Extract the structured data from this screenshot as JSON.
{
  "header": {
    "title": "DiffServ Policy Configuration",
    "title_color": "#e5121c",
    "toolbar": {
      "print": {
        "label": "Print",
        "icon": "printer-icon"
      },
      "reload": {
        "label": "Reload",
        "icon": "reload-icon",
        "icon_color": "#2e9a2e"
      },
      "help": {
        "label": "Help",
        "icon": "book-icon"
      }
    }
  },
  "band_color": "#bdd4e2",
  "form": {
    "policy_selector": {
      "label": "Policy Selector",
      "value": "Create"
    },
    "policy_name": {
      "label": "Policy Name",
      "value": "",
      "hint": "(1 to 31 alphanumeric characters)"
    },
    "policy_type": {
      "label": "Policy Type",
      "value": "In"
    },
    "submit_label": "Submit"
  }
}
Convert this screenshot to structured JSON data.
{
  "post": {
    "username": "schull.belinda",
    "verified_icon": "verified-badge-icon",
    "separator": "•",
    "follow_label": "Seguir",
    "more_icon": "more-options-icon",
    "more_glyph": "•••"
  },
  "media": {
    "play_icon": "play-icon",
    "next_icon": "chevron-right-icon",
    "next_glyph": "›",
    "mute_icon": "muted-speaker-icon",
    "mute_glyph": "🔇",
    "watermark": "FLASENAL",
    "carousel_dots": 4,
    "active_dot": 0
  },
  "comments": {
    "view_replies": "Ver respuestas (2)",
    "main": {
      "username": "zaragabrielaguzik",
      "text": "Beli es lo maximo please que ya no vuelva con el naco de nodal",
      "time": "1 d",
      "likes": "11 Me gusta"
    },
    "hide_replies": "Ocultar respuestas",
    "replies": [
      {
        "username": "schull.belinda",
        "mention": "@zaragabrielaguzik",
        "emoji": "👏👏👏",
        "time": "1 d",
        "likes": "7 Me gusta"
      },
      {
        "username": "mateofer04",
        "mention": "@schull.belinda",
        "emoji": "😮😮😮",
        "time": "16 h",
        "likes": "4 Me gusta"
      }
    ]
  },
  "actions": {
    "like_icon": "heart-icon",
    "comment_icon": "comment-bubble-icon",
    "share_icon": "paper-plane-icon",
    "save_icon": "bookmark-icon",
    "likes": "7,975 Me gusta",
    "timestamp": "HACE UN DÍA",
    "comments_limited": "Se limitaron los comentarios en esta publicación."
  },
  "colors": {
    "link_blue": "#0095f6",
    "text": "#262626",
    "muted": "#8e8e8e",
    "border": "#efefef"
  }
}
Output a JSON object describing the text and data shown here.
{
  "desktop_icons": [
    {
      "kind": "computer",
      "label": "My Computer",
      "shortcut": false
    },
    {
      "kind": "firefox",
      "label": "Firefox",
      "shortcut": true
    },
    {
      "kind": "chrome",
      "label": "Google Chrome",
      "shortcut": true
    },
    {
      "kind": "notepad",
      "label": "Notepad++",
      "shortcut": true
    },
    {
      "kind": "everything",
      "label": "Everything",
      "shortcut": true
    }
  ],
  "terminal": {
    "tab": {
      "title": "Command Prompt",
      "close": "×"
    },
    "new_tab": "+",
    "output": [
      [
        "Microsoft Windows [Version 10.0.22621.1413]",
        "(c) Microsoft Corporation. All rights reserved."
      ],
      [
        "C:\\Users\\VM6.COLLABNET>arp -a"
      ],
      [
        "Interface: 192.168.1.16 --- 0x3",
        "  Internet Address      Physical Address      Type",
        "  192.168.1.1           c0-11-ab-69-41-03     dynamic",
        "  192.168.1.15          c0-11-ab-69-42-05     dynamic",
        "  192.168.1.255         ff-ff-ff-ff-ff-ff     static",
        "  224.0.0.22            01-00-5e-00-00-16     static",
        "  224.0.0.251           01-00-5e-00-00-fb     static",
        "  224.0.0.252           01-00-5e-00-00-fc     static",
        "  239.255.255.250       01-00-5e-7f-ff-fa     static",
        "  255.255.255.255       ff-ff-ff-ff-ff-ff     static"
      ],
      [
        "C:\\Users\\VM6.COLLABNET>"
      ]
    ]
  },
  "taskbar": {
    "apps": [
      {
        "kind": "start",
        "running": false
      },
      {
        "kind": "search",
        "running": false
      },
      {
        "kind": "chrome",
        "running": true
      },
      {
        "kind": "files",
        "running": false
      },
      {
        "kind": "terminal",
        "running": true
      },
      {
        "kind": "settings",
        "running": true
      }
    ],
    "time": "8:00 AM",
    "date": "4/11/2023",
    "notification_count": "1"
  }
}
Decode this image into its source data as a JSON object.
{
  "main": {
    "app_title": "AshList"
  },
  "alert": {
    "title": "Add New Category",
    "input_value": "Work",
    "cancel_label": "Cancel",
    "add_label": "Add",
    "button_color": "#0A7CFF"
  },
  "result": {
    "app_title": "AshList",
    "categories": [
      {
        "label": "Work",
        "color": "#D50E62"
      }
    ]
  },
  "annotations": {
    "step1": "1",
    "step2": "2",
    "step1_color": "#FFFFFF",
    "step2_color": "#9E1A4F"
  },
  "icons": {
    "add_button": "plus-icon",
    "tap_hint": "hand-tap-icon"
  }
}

[Short task]
Reproduce the records above exactly, starting with the line that contains "Decode this image" and ending with the last line.

[Worked solution]
Decode this image into its source data as a JSON object.
{
  "main": {
    "app_title": "AshList"
  },
  "alert": {
    "title": "Add New Category",
    "input_value": "Work",
    "cancel_label": "Cancel",
    "add_label": "Add",
    "button_color": "#0A7CFF"
  },
  "result": {
    "app_title": "AshList",
    "categories": [
      {
        "label": "Work",
        "color": "#D50E62"
      }
    ]
  },
  "annotations": {
    "step1": "1",
    "step2": "2",
    "step1_color": "#FFFFFF",
    "step2_color": "#9E1A4F"
  },
  "icons": {
    "add_button": "plus-icon",
    "tap_hint": "hand-tap-icon"
  }
}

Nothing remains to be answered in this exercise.